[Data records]
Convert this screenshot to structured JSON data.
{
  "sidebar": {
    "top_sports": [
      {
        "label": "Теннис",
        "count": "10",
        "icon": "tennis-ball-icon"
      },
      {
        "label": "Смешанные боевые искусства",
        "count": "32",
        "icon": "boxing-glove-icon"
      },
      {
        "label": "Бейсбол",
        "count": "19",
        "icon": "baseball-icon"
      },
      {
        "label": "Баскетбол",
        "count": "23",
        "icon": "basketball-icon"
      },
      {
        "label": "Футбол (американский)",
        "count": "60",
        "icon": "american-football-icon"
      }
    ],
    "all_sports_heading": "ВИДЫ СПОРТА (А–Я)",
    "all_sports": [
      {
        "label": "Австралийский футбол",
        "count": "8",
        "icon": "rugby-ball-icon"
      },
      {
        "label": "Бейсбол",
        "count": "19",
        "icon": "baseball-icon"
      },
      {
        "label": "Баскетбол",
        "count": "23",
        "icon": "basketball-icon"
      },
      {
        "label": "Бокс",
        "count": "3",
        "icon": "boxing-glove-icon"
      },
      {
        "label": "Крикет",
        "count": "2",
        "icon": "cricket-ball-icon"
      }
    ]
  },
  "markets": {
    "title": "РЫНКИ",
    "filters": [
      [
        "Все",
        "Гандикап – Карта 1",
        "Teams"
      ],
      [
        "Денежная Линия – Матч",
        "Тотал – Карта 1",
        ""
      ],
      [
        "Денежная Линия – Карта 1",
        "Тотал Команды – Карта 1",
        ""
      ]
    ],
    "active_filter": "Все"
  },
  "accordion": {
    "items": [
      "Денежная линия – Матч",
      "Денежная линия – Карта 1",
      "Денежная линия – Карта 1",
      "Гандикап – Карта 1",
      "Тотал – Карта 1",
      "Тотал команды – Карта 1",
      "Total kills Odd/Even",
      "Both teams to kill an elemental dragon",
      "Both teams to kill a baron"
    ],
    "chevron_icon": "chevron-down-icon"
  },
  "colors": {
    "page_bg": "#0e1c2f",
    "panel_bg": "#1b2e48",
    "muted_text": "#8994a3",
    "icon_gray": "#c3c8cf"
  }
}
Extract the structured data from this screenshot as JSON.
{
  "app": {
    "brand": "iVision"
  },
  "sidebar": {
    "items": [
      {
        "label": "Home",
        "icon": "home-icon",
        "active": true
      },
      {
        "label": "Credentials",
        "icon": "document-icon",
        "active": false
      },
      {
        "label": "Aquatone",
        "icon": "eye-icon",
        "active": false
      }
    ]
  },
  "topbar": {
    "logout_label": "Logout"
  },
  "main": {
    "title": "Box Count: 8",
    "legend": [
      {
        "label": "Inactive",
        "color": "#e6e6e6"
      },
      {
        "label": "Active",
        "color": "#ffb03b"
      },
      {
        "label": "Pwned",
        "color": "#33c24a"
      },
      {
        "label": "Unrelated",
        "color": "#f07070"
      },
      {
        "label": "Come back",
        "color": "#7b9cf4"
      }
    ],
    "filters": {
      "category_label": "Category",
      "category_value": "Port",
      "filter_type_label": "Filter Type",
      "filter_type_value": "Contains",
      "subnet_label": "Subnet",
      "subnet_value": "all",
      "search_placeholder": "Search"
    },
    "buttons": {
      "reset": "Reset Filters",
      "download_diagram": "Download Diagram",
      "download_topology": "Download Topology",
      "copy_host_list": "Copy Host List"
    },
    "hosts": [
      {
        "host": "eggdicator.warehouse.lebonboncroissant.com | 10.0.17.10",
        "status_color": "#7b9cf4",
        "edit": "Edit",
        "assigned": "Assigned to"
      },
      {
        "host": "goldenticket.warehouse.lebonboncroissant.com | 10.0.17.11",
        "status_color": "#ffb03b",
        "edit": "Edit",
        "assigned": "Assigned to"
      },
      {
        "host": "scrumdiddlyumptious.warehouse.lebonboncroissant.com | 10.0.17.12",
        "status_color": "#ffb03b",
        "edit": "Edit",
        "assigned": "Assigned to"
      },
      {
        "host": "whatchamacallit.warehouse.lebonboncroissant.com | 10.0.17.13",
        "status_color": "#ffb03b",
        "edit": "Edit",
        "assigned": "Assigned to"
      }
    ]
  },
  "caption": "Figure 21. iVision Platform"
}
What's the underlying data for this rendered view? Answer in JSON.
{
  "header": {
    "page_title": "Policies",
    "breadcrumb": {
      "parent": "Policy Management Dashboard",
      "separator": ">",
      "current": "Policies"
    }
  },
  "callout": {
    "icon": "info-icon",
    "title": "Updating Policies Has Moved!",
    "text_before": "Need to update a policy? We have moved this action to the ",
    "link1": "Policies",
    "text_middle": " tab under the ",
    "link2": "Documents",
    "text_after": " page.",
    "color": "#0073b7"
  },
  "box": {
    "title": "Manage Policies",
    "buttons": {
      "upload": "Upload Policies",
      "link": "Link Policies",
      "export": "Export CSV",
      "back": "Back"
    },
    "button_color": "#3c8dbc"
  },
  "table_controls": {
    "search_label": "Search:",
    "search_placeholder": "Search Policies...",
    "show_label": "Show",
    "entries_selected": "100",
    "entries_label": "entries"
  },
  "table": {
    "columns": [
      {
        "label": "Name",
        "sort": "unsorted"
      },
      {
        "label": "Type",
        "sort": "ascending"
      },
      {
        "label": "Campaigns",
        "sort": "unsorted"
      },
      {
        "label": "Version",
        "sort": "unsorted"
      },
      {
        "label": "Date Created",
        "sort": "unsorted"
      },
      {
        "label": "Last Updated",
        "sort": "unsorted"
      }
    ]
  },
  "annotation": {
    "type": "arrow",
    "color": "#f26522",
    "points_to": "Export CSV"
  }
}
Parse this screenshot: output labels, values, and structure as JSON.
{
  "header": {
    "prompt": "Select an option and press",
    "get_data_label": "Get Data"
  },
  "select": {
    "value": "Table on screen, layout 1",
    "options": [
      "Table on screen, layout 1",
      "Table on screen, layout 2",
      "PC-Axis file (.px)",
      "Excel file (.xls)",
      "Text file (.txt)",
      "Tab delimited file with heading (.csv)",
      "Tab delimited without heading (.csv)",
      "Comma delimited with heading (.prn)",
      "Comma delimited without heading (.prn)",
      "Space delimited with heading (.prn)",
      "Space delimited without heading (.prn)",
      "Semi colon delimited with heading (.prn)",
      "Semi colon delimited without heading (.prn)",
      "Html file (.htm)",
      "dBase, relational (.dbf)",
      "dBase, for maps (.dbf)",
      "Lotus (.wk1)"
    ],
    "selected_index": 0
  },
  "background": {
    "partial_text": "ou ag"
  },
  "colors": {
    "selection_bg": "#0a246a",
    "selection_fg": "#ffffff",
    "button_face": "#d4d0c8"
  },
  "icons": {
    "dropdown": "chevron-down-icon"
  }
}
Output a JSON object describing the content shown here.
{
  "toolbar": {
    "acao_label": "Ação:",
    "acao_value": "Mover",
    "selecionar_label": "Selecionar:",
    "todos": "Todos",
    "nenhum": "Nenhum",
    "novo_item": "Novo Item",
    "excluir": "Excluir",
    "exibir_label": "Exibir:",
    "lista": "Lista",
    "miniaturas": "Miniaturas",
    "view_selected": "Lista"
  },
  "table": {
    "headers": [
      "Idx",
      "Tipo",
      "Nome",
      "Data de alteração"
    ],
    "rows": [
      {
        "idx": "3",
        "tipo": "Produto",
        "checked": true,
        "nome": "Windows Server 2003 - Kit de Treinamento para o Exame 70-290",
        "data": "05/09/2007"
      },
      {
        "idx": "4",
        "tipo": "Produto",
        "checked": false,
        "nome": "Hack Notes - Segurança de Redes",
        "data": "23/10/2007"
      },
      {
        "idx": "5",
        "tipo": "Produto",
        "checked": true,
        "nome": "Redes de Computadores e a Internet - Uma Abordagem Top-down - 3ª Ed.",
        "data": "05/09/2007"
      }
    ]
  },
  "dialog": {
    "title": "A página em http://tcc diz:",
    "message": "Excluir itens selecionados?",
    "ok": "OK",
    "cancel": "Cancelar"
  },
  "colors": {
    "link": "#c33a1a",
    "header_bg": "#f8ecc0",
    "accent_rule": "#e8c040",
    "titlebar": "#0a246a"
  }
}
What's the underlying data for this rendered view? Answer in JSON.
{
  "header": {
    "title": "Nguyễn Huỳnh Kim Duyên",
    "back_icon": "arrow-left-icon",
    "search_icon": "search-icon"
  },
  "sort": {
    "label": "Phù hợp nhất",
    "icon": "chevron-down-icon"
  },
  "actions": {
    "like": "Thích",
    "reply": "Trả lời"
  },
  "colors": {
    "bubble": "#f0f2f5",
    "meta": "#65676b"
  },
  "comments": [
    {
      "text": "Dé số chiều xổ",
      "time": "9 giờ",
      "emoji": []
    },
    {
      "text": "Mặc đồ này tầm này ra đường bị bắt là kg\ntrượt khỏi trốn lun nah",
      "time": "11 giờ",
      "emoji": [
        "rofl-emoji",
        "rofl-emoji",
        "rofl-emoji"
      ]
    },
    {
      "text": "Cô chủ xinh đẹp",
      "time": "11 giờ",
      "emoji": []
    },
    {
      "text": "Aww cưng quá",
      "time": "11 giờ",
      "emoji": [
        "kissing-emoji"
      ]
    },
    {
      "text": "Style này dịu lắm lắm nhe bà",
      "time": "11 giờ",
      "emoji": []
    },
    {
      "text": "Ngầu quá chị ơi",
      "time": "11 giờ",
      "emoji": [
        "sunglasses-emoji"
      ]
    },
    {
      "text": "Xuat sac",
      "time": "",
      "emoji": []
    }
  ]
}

Instructions for the task
From the material given, work out how many lines hold the string "Download"; state that number and nothing further.

Task answer
2